Comb through the entries for "错误日志" and pull out each line that holds it.

Extracted data entries

──────

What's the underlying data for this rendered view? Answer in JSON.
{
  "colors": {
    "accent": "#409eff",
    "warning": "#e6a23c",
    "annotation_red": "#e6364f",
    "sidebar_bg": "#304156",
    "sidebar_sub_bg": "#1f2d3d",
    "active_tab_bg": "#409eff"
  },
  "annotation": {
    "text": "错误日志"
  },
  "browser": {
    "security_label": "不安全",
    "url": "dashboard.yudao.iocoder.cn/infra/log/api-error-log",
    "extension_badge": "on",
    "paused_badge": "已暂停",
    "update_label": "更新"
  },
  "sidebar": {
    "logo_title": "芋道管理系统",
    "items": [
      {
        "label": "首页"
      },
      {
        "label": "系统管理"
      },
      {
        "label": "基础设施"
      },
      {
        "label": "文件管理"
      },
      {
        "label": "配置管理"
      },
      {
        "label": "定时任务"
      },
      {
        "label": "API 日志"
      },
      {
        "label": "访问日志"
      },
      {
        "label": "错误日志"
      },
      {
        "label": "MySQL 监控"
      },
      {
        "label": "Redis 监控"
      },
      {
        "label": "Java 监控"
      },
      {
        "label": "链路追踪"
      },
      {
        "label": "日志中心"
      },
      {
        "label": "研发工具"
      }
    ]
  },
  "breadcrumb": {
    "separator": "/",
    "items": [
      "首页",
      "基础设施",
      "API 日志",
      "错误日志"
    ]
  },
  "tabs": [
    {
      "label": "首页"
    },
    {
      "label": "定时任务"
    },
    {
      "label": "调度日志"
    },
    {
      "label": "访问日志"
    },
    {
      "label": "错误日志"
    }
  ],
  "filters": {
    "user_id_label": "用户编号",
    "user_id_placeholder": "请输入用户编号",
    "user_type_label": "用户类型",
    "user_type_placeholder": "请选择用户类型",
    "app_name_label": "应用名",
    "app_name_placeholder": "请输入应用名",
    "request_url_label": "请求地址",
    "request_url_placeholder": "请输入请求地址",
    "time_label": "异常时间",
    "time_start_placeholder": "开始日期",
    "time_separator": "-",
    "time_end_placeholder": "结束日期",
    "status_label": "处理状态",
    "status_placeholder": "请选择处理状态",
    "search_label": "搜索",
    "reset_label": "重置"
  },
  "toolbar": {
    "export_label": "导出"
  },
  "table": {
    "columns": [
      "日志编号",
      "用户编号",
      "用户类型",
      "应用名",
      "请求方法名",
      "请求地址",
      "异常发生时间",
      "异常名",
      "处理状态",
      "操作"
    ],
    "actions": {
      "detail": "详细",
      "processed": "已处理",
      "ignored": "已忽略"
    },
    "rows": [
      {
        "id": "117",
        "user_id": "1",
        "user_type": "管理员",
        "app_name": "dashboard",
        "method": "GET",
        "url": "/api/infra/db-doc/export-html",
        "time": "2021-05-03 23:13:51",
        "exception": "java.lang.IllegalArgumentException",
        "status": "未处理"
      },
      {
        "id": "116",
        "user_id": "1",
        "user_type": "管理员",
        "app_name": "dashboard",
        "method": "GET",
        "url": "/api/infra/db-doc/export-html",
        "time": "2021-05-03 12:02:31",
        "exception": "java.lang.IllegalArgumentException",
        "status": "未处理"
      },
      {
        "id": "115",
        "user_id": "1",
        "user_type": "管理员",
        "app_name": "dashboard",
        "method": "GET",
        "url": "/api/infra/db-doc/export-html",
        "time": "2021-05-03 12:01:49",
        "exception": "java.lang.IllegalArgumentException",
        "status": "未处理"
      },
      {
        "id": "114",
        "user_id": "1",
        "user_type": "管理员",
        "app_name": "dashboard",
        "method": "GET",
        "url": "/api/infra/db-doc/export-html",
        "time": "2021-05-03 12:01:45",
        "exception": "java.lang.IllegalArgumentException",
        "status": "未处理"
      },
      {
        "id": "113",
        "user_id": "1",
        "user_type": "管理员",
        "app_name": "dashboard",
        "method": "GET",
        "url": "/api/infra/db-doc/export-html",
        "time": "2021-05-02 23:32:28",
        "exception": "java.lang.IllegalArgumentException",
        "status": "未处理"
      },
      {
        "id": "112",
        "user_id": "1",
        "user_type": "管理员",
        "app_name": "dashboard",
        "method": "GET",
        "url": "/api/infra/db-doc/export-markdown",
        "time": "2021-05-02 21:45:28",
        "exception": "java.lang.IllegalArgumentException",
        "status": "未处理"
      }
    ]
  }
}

──────

Response to this exercise →
    "text": "错误日志"
        "label": "错误日志"
      "错误日志"
      "label": "错误日志"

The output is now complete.